● **Available records**
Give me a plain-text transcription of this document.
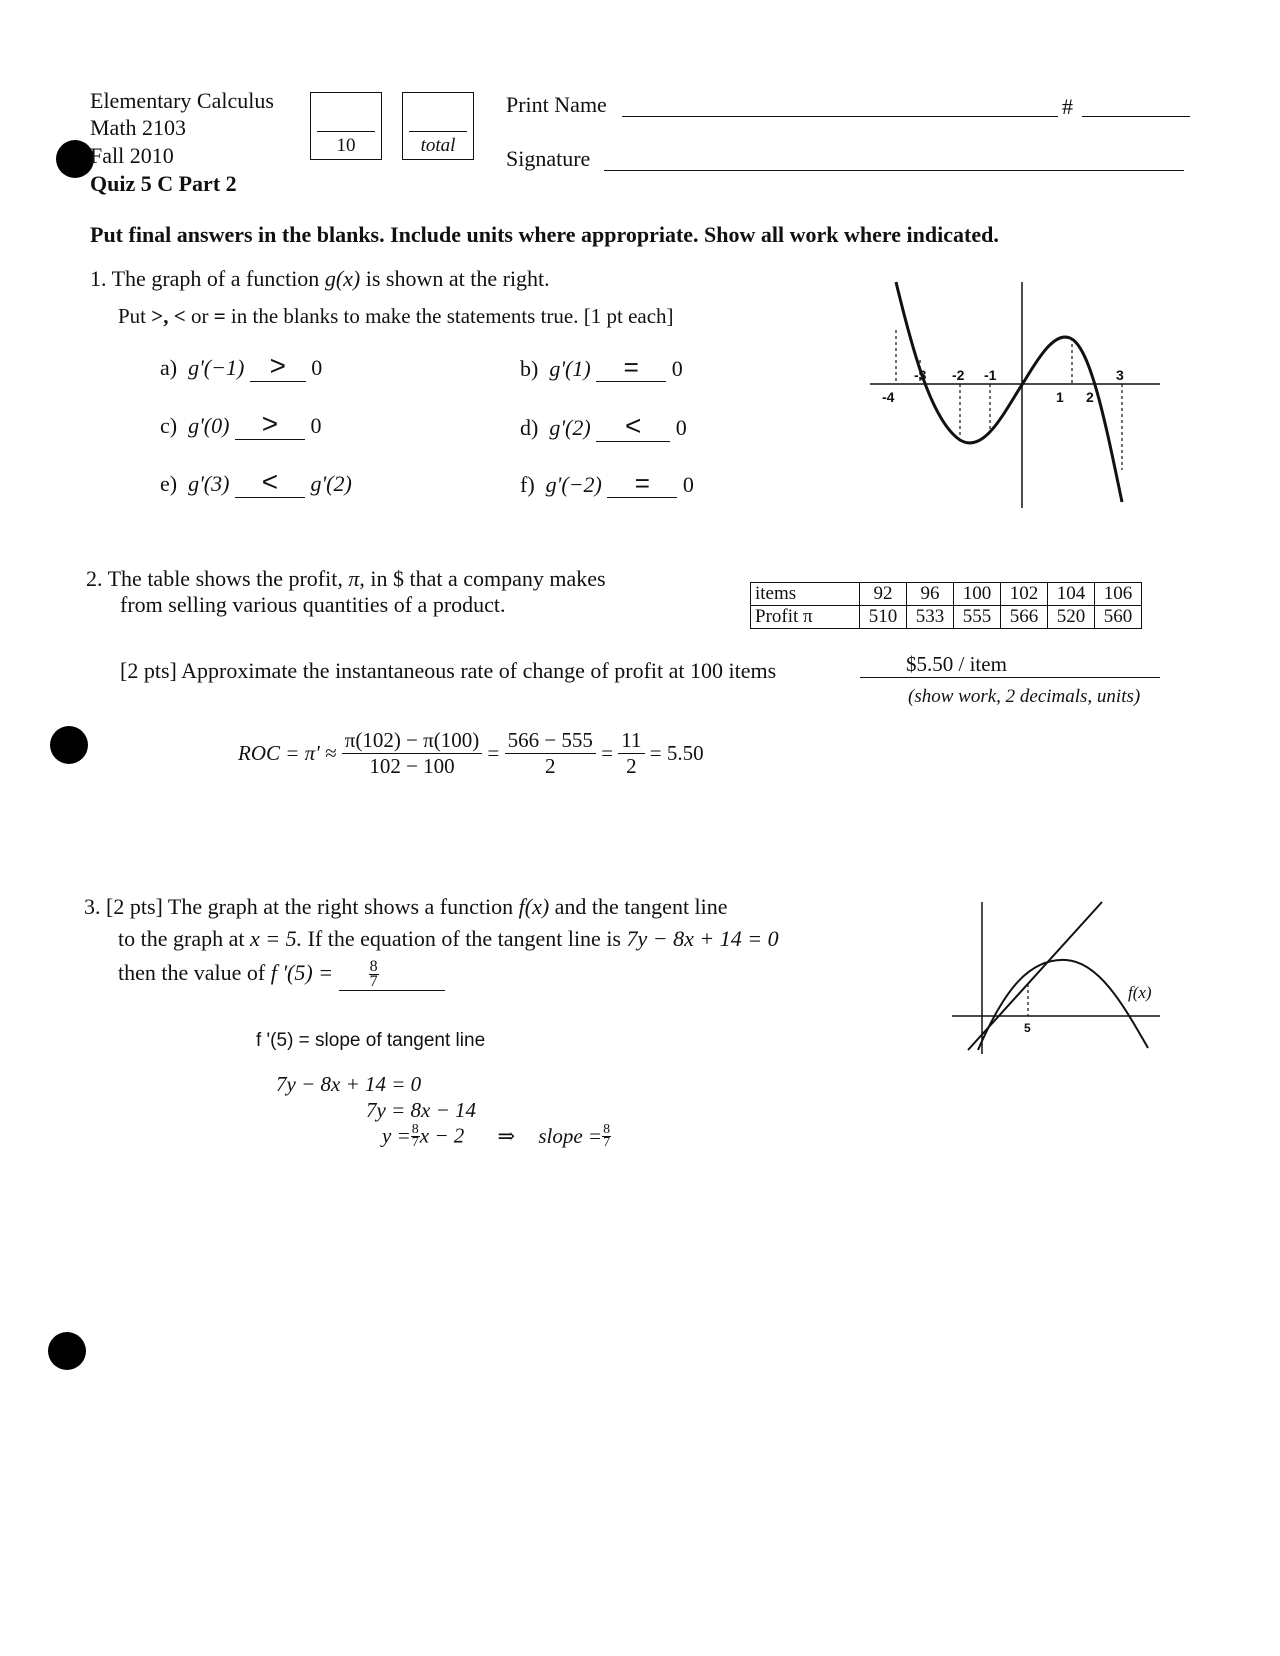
Elementary Calculus
Math 2103
Fall 2010
Quiz 5 C Part 2
10	total
Print Name	#
Signature
Put final answers in the blanks. Include units where appropriate. Show all work where indicated.
1. The graph of a function g(x) is shown at the right.
Put >, < or = in the blanks to make the statements true. [1 pt each]
a) g'(−1) > 0	b) g'(1) = 0
c) g'(0) > 0	d) g'(2) < 0
e) g'(3) < g'(2)	f) g'(−2) = 0
-4
-3 -2 -1
1 2
3
2. The table shows the profit, π, in $ that a company makes
from selling various quantities of a product.	items	92	96	100	102	104	106
Profit π	510	533	555	566	520	560
[2 pts] Approximate the instantaneous rate of change of profit at 100 items	$5.50 / item
(show work, 2 decimals, units)
ROC = $\pi' \approx \frac{\pi(102) - \pi(100)}{102 - 100} = \frac{566 - 555}{2} = \frac{11}{2} = 5.50$
3. [2 pts] The graph at the right shows a function f(x) and the tangent line
to the graph at x = 5. If the equation of the tangent line is 7y − 8x + 14 = 0
then the value of f '$(5) = \frac{8}{7}$
f '(5) = slope of tangent line
7y − 8x + 14 = 0
7y = 8x − 14
$y = \frac{8}{7}$ x − 2 ⇒ slope = $\frac{8}{7}$
5
f(x)
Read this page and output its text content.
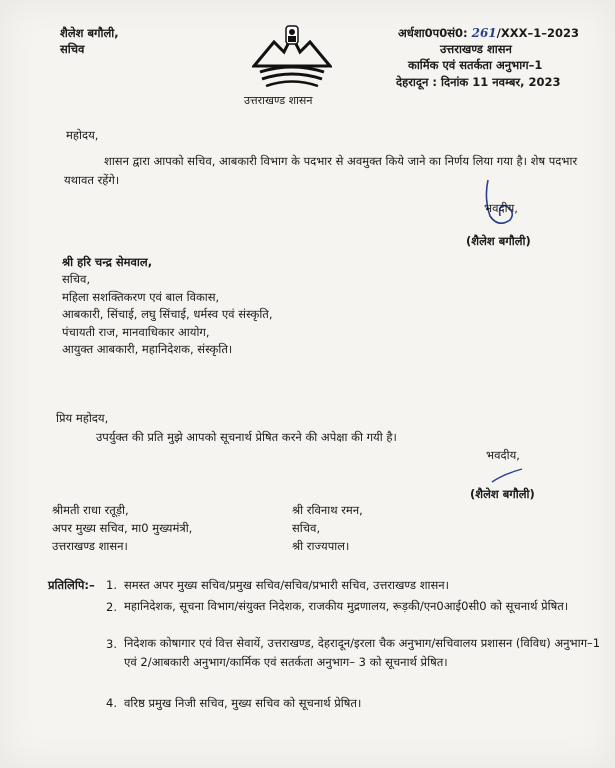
शैलेश बगौली,
सचिव
उत्तराखण्ड शासन
अर्धशा0प0सं0: 261/XXX–1–2023
उत्तराखण्ड शासन
कार्मिक एवं सतर्कता अनुभाग–1
देहरादून : दिनांक 11 नवम्बर, 2023
महोदय,
शासन द्वारा आपको सचिव, आबकारी विभाग के पदभार से अवमुक्त किये जाने का निर्णय लिया गया है। शेष पदभार यथावत रहेंगे।
भवदीय,
(शैलेश बगौली)
श्री हरि चन्द्र सेमवाल,
सचिव,
महिला सशक्तिकरण एवं बाल विकास,
आबकारी, सिंचाई, लघु सिंचाई, धर्मस्व एवं संस्कृति,
पंचायती राज, मानवाधिकार आयोग,
आयुक्त आबकारी, महानिदेशक, संस्कृति।
प्रिय महोदय,
उपर्युक्त की प्रति मुझे आपको सूचनार्थ प्रेषित करने की अपेक्षा की गयी है।
भवदीय,
(शैलेश बगौली)
श्रीमती राधा रतूड़ी,
अपर मुख्य सचिव, मा0 मुख्यमंत्री,
उत्तराखण्ड शासन।
श्री रविनाथ रमन,
सचिव,
श्री राज्यपाल।
प्रतिलिपि:– 1. समस्त अपर मुख्य सचिव/प्रमुख सचिव/सचिव/प्रभारी सचिव, उत्तराखण्ड शासन।
2. महानिदेशक, सूचना विभाग/संयुक्त निदेशक, राजकीय मुद्रणालय, रूड़की/एन0आई0सी0 को सूचनार्थ प्रेषित।
3. निदेशक कोषागार एवं वित्त सेवायें, उत्तराखण्ड, देहरादून/इरला चैक अनुभाग/सचिवालय प्रशासन (विविध) अनुभाग–1 एवं 2/आबकारी अनुभाग/कार्मिक एवं सतर्कता अनुभाग– 3 को सूचनार्थ प्रेषित।
4. वरिष्ठ प्रमुख निजी सचिव, मुख्य सचिव को सूचनार्थ प्रेषित।
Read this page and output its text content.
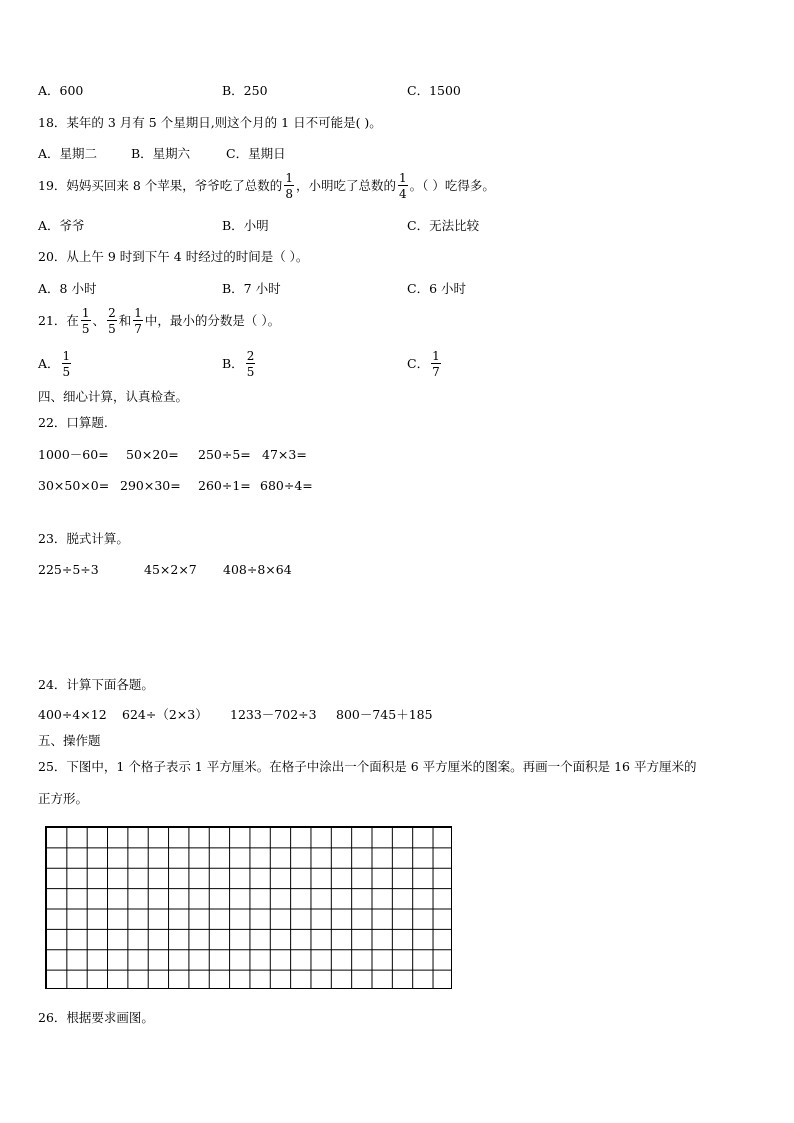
A．600	B．250	C．1500
18．某年的 3 月有 5 个星期日,则这个月的 1 日不可能是( )。
A．星期二	B．星期六	C．星期日
19．妈妈买回来 8 个苹果，爷爷吃了总数的 $\frac{1}{8}$ ，小明吃了总数的 $\frac{1}{4}$ 。（ ）吃得多。
A．爷爷	B．小明	C．无法比较
20．从上午 9 时到下午 4 时经过的时间是（ ）。
A．8 小时	B．7 小时	C．6 小时
21．在 $\frac{1}{5}$ 、 $\frac{2}{5}$ 和 $\frac{1}{7}$ 中，最小的分数是（ ）。
A． $\frac{1}{5}$	B． $\frac{2}{5}$	C． $\frac{1}{7}$
四、细心计算，认真检查。
22．口算题.
1000－60= 50×20= 250÷5= 47×3=
30×50×0= 290×30= 260÷1= 680÷4=
23．脱式计算。
225÷5÷3	45×2×7 408÷8×64
24．计算下面各题。
400÷4×12 624÷（2×3） 1233－702÷3 800－745＋185
五、操作题
25．下图中，1 个格子表示 1 平方厘米。在格子中涂出一个面积是 6 平方厘米的图案。再画一个面积是 16 平方厘米的
正方形。
26．根据要求画图。
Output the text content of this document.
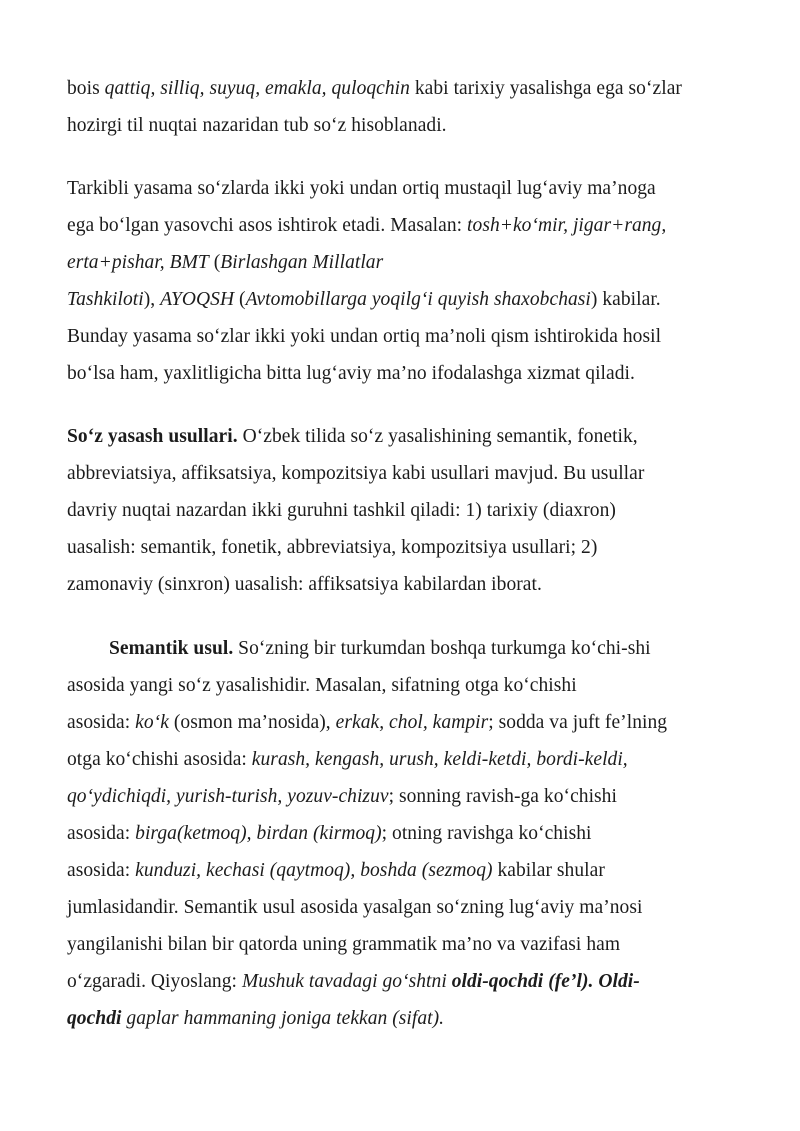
bois qattiq, silliq, suyuq, emakla, quloqchin kabi tarixiy yasalishga ega so‘zlar
hozirgi til nuqtai nazaridan tub so‘z hisoblanadi.

Tarkibli yasama so‘zlarda ikki yoki undan ortiq mustaqil lug‘aviy ma’noga
ega bo‘lgan yasovchi asos ishtirok etadi. Masalan: tosh+ko‘mir, jigar+rang,
erta+pishar, BMT (Birlashgan Millatlar
Tashkiloti), AYOQSH (Avtomobillarga yoqilg‘i quyish shaxobchasi) kabilar.
Bunday yasama so‘zlar ikki yoki undan ortiq ma’noli qism ishtirokida hosil
bo‘lsa ham, yaxlitligicha bitta lug‘aviy ma’no ifodalashga xizmat qiladi.

So‘z yasash usullari. O‘zbek tilida so‘z yasalishining semantik, fonetik,
abbreviatsiya, affiksatsiya, kompozitsiya kabi usullari mavjud. Bu usullar
davriy nuqtai nazardan ikki guruhni tashkil qiladi: 1) tarixiy (diaxron)
uasalish: semantik, fonetik, abbreviatsiya, kompozitsiya usullari; 2)
zamonaviy (sinxron) uasalish: affiksatsiya kabilardan iborat.

Semantik usul. So‘zning bir turkumdan boshqa turkumga ko‘chi-shi
asosida yangi so‘z yasalishidir. Masalan, sifatning otga ko‘chishi
asosida: ko‘k (osmon ma’nosida), erkak, chol, kampir; sodda va juft fe’lning
otga ko‘chishi asosida: kurash, kengash, urush, keldi-ketdi, bordi-keldi,
qo‘ydichiqdi, yurish-turish, yozuv-chizuv; sonning ravish-ga ko‘chishi
asosida: birga(ketmoq), birdan (kirmoq); otning ravishga ko‘chishi
asosida: kunduzi, kechasi (qaytmoq), boshda (sezmoq) kabilar shular
jumlasidandir. Semantik usul asosida yasalgan so‘zning lug‘aviy ma’nosi
yangilanishi bilan bir qatorda uning grammatik ma’no va vazifasi ham
o‘zgaradi. Qiyoslang: Mushuk tavadagi go‘shtni oldi-qochdi (fe’l). Oldi-
qochdi gaplar hammaning joniga tekkan (sifat).
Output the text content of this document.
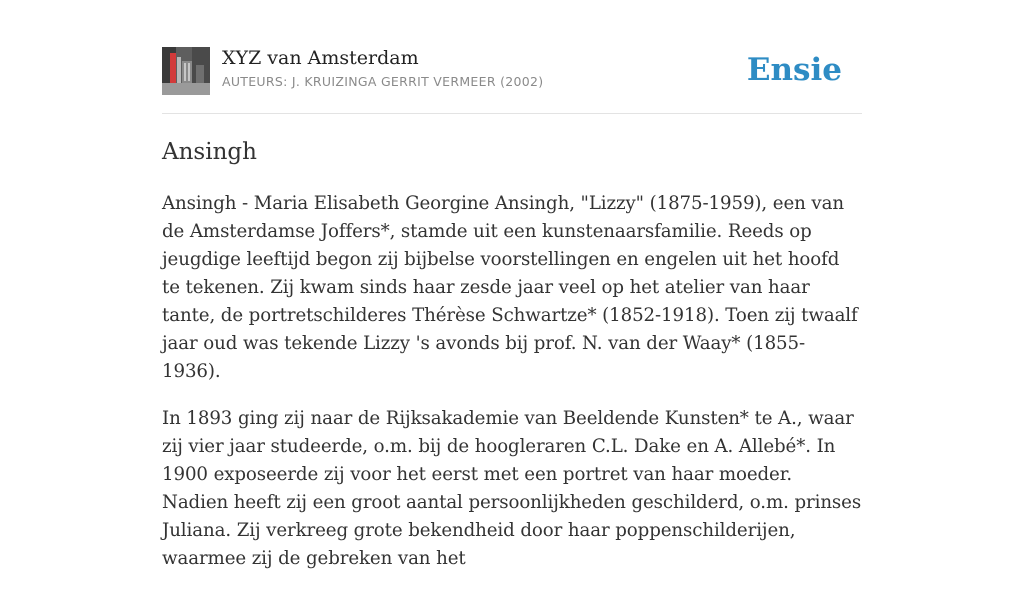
XYZ van Amsterdam
AUTEURS: J. KRUIZINGA GERRIT VERMEER (2002)	Ensie
Ansingh

Ansingh - Maria Elisabeth Georgine Ansingh, "Lizzy" (1875-1959), een van de Amsterdamse Joffers*, stamde uit een kunstenaarsfamilie. Reeds op jeugdige leeftijd begon zij bijbelse voorstellingen en engelen uit het hoofd te tekenen. Zij kwam sinds haar zesde jaar veel op het atelier van haar tante, de portretschilderes Thérèse Schwartze* (1852-1918). Toen zij twaalf jaar oud was tekende Lizzy 's avonds bij prof. N. van der Waay* (1855-1936).

In 1893 ging zij naar de Rijksakademie van Beeldende Kunsten* te A., waar zij vier jaar studeerde, o.m. bij de hoogleraren C.L. Dake en A. Allebé*. In 1900 exposeerde zij voor het eerst met een portret van haar moeder. Nadien heeft zij een groot aantal persoonlijkheden geschilderd, o.m. prinses Juliana. Zij verkreeg grote bekendheid door haar poppenschilderijen, waarmee zij de gebreken van het
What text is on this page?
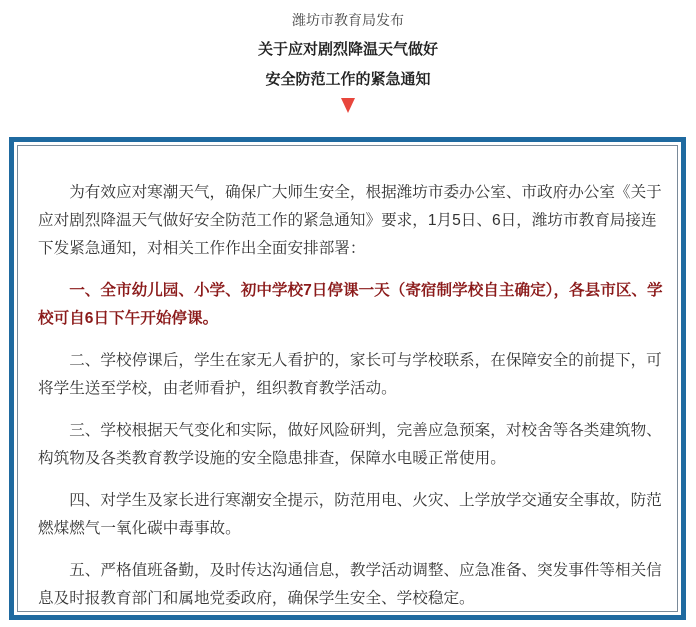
潍坊市教育局发布
关于应对剧烈降温天气做好
安全防范工作的紧急通知

为有效应对寒潮天气，确保广大师生安全，根据潍坊市委办公室、市政府办公室《关于应对剧烈降温天气做好安全防范工作的紧急通知》要求，1月5日、6日，潍坊市教育局接连下发紧急通知，对相关工作作出全面安排部署：

一、全市幼儿园、小学、初中学校7日停课一天（寄宿制学校自主确定），各县市区、学校可自6日下午开始停课。

二、学校停课后，学生在家无人看护的，家长可与学校联系，在保障安全的前提下，可将学生送至学校，由老师看护，组织教育教学活动。

三、学校根据天气变化和实际，做好风险研判，完善应急预案，对校舍等各类建筑物、构筑物及各类教育教学设施的安全隐患排查，保障水电暖正常使用。

四、对学生及家长进行寒潮安全提示，防范用电、火灾、上学放学交通安全事故，防范燃煤燃气一氧化碳中毒事故。

五、严格值班备勤，及时传达沟通信息，教学活动调整、应急准备、突发事件等相关信息及时报教育部门和属地党委政府，确保学生安全、学校稳定。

● **Instructions for the task**
Which lines hold the word "ortiq"? Show each one.

● **The reply**
Tarkibli yasama so‘zlarda ikki yoki undan ortiq mustaqil lug‘aviy ma’noga
Bunday yasama so‘zlar ikki yoki undan ortiq ma’noli qism ishtirokida hosil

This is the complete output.